— Start of DATA TO PROCESS —
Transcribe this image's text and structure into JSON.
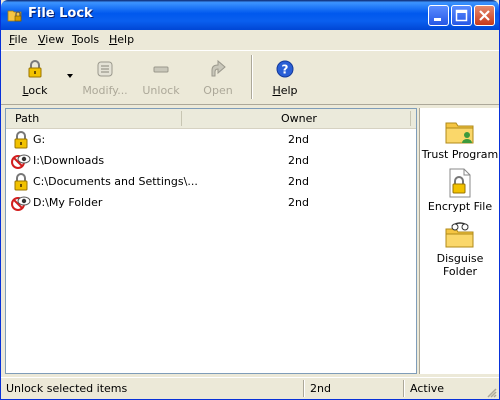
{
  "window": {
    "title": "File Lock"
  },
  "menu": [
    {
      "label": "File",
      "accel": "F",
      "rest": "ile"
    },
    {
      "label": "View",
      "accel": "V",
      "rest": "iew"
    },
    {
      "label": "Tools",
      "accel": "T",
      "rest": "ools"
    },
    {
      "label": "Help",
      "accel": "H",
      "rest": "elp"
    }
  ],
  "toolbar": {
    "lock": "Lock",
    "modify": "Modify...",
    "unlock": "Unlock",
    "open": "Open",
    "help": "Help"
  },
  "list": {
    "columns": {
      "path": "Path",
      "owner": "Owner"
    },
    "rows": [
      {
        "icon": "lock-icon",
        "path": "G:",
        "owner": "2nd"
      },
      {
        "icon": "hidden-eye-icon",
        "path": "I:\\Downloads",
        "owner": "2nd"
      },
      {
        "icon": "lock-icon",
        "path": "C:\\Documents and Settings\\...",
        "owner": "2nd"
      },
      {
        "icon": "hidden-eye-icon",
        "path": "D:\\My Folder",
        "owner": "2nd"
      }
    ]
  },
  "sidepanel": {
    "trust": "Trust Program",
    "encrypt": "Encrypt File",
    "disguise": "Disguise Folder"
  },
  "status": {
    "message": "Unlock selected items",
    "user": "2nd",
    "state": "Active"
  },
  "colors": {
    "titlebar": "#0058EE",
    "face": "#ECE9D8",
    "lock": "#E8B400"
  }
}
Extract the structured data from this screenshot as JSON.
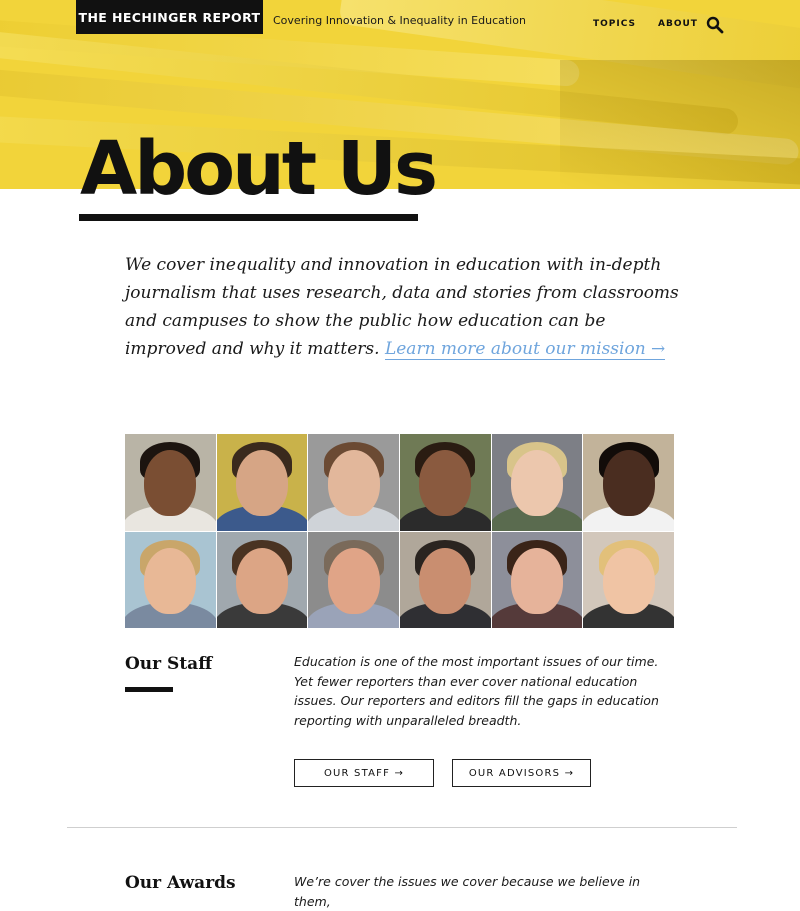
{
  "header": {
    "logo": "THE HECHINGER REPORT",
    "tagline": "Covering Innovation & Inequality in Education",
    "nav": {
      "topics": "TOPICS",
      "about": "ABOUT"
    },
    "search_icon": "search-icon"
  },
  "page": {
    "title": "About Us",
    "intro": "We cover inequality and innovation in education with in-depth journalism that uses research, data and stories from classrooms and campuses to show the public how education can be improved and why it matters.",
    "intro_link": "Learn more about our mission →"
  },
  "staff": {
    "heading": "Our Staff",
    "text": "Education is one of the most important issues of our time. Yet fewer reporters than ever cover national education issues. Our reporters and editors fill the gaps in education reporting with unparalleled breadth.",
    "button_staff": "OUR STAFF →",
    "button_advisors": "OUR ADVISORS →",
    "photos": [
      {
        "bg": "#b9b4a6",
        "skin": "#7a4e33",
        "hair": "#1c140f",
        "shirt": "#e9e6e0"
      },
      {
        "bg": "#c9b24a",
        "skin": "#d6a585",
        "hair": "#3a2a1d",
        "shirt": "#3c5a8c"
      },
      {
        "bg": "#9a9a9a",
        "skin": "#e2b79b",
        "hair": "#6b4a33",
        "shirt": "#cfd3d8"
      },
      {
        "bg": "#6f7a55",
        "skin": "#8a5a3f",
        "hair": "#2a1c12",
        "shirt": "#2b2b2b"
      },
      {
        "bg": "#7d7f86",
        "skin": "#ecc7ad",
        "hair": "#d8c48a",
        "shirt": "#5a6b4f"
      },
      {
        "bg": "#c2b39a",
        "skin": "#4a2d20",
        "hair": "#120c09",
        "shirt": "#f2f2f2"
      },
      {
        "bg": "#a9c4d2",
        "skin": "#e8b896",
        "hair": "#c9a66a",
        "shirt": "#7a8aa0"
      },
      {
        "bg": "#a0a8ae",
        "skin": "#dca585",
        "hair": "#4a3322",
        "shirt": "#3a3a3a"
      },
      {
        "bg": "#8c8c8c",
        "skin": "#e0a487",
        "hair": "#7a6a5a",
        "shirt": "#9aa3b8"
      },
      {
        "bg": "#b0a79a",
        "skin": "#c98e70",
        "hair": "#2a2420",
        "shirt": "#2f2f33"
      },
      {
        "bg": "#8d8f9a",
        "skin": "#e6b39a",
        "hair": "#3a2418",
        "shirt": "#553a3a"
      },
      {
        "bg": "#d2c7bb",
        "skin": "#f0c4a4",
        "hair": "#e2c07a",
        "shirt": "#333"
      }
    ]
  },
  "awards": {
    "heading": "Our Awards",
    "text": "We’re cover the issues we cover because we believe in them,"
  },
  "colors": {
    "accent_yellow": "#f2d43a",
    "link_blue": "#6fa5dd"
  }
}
— End of DATA TO PROCESS —
— Start of DATA TO PROCESS —
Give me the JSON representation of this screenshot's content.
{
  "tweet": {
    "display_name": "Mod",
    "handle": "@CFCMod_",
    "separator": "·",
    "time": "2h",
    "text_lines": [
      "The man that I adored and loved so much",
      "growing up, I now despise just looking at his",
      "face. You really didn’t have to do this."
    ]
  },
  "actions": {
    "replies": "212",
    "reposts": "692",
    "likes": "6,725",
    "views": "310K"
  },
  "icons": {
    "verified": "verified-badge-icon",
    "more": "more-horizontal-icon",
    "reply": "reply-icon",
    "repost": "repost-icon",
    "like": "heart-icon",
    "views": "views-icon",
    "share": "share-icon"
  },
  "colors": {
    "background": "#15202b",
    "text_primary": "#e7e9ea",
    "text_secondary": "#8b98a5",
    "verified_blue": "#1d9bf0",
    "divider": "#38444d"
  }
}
— End of DATA TO PROCESS —
— Start of DATA TO PROCESS —
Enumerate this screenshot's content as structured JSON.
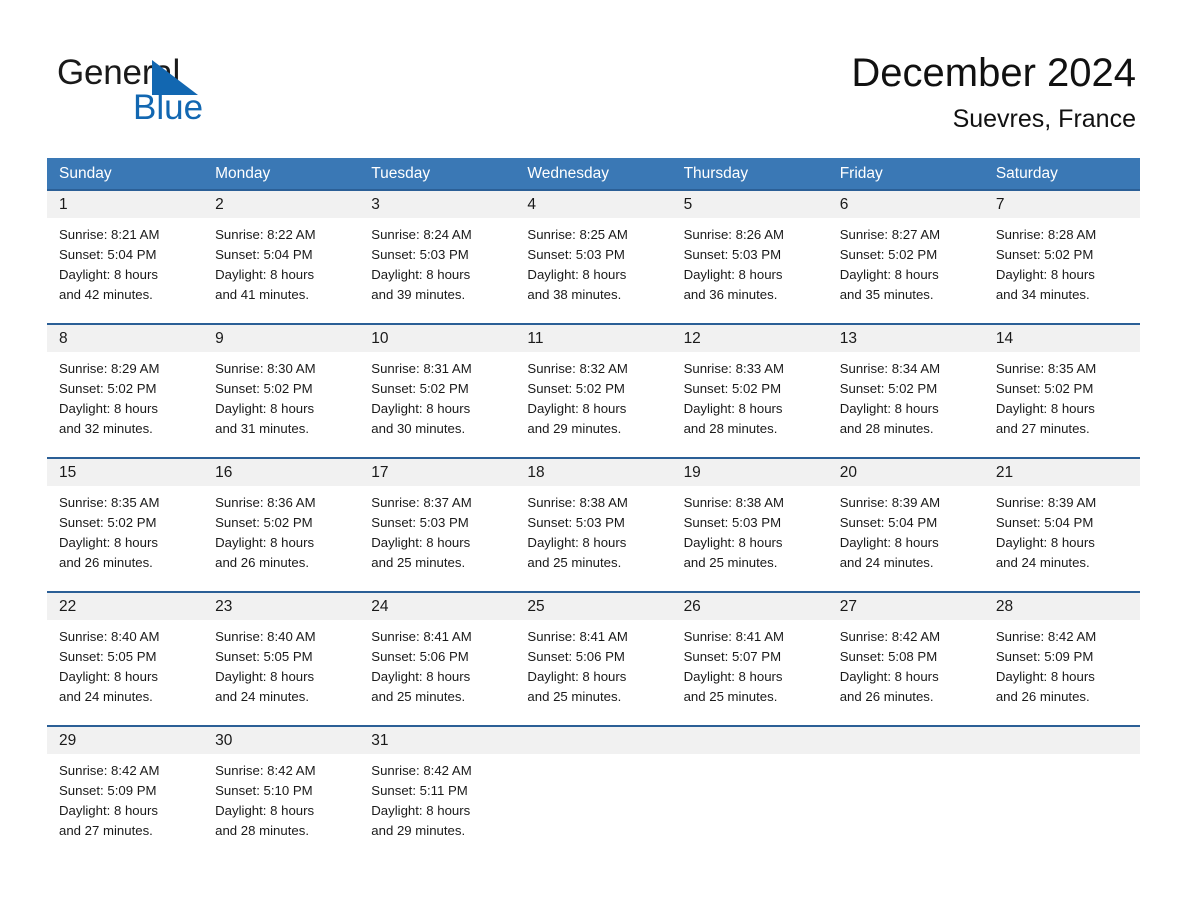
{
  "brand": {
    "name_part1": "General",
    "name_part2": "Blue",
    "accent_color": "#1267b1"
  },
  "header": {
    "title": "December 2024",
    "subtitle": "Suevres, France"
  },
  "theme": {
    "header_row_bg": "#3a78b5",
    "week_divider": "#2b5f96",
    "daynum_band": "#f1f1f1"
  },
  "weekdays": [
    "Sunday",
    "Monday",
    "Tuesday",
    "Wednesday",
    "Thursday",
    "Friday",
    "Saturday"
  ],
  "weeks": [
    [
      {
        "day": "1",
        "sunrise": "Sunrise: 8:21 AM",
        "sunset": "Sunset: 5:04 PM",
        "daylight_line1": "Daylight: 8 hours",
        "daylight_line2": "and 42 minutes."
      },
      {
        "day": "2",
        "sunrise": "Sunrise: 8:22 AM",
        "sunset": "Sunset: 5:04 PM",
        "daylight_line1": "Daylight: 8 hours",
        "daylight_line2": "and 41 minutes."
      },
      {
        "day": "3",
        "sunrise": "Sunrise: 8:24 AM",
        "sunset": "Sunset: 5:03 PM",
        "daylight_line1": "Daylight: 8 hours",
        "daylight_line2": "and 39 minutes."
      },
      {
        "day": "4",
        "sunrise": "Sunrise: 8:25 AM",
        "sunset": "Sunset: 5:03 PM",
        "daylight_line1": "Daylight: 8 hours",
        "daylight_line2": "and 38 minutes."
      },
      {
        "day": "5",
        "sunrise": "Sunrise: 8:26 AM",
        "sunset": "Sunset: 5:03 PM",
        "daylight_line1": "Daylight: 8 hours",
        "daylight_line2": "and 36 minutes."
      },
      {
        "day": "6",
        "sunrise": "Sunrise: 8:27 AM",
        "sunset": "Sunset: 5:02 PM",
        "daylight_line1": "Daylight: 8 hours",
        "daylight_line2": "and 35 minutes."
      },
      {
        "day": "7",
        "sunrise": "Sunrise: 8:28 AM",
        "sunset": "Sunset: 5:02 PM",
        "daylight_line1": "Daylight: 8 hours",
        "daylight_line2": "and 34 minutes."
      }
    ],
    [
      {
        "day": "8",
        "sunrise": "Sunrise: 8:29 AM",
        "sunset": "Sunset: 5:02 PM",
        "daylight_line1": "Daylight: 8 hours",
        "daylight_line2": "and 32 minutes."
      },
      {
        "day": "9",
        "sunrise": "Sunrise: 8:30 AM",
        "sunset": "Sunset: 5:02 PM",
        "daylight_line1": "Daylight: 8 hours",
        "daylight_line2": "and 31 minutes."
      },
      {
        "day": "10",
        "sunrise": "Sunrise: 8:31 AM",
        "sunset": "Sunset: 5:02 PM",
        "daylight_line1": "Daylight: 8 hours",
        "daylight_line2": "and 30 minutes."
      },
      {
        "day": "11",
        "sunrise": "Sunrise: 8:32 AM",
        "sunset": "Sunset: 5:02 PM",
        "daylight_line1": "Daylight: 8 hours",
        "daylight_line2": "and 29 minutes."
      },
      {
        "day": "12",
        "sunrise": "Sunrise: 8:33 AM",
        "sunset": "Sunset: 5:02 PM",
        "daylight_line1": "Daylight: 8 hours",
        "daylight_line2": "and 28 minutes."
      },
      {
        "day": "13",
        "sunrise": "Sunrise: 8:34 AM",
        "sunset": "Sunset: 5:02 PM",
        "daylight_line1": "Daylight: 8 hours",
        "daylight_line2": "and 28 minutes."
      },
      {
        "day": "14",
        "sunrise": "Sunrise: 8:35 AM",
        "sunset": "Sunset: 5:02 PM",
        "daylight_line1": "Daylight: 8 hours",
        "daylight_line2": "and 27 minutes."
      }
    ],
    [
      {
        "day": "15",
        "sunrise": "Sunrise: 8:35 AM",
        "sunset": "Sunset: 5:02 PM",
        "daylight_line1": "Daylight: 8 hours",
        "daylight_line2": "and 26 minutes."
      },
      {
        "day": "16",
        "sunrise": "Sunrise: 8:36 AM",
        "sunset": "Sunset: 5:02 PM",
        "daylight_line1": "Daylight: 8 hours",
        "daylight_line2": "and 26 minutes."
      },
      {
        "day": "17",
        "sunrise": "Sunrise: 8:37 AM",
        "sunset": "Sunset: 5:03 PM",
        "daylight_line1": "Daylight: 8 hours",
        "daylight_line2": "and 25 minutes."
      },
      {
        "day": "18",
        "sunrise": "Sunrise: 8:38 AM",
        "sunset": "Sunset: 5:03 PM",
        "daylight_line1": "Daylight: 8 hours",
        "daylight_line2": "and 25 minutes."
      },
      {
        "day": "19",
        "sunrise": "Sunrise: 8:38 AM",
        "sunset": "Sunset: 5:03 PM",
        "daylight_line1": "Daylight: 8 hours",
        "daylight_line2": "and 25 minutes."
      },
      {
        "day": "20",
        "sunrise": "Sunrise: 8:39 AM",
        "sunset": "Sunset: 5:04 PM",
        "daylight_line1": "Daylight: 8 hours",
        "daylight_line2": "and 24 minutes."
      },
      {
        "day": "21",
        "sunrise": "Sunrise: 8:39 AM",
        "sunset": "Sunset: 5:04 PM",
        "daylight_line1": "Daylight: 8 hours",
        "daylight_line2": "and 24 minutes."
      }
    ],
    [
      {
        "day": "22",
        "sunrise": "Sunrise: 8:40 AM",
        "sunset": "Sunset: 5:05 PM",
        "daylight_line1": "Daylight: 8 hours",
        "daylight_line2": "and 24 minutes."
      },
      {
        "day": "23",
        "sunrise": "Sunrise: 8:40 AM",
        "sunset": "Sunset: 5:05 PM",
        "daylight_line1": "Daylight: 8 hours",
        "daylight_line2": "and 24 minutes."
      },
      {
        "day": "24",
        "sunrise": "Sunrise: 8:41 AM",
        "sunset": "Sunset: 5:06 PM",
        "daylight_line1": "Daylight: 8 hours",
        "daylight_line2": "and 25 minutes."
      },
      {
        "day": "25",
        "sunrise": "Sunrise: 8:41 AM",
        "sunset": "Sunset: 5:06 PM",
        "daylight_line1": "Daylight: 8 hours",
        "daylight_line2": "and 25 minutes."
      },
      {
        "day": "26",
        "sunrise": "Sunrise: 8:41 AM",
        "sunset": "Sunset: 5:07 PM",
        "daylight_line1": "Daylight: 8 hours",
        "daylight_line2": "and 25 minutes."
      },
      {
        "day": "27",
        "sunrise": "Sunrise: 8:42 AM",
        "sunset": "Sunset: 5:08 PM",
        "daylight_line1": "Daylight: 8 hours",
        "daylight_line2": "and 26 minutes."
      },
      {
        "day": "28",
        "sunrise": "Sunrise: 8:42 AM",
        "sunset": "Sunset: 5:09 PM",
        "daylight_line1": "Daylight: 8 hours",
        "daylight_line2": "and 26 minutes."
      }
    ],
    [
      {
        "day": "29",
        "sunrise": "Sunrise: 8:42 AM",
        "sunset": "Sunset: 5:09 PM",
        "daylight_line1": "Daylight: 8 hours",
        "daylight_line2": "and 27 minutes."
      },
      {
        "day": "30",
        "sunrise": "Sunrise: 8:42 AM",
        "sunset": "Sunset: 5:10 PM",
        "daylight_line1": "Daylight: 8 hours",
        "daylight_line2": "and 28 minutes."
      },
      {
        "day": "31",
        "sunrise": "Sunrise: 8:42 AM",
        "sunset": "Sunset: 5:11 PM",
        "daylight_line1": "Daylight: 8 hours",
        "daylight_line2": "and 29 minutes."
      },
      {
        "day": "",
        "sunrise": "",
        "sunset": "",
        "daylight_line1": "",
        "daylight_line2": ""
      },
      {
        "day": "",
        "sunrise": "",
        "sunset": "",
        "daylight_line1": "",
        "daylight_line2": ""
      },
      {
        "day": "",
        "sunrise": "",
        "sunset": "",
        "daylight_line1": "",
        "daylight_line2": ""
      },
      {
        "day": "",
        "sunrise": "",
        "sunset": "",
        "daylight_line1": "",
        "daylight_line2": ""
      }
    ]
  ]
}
— End of DATA TO PROCESS —
* WRITTEN REQUEST
Using the listing, collect all lines in which the string "this" is found.

* SOLUTION TO THE PROBLEM
Transcribe this image's text and structure into JSON.
Extract the structured data from this screenshot as JSON.
Give me the JSON representation of this screenshot's content.
      "face. You really didn’t have to do this."
Enumerate this screenshot's content as structured JSON.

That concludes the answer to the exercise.